[Stored items]
• • • • •
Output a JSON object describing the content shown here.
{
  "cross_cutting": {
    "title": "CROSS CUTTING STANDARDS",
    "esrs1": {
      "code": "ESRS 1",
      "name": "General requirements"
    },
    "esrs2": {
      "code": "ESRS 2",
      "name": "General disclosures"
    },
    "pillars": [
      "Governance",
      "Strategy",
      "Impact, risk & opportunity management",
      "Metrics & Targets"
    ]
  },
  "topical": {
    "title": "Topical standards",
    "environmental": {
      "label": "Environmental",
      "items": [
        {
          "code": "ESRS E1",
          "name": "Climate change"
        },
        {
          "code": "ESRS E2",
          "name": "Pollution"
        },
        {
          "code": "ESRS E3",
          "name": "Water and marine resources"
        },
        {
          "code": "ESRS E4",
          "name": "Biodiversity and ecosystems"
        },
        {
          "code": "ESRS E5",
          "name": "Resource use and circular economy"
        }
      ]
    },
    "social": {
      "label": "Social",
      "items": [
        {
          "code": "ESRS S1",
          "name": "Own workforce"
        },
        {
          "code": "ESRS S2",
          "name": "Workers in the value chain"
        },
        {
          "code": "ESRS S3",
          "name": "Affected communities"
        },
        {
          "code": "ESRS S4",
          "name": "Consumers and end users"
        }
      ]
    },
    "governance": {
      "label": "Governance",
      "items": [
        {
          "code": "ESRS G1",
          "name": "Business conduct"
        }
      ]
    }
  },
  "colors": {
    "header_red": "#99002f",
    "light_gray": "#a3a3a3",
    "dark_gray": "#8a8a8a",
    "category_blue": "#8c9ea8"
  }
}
• • • • •
Check every line of the data, and copy the ones that contain "title".

    "title": "CROSS CUTTING STANDARDS",
    "title": "Topical standards",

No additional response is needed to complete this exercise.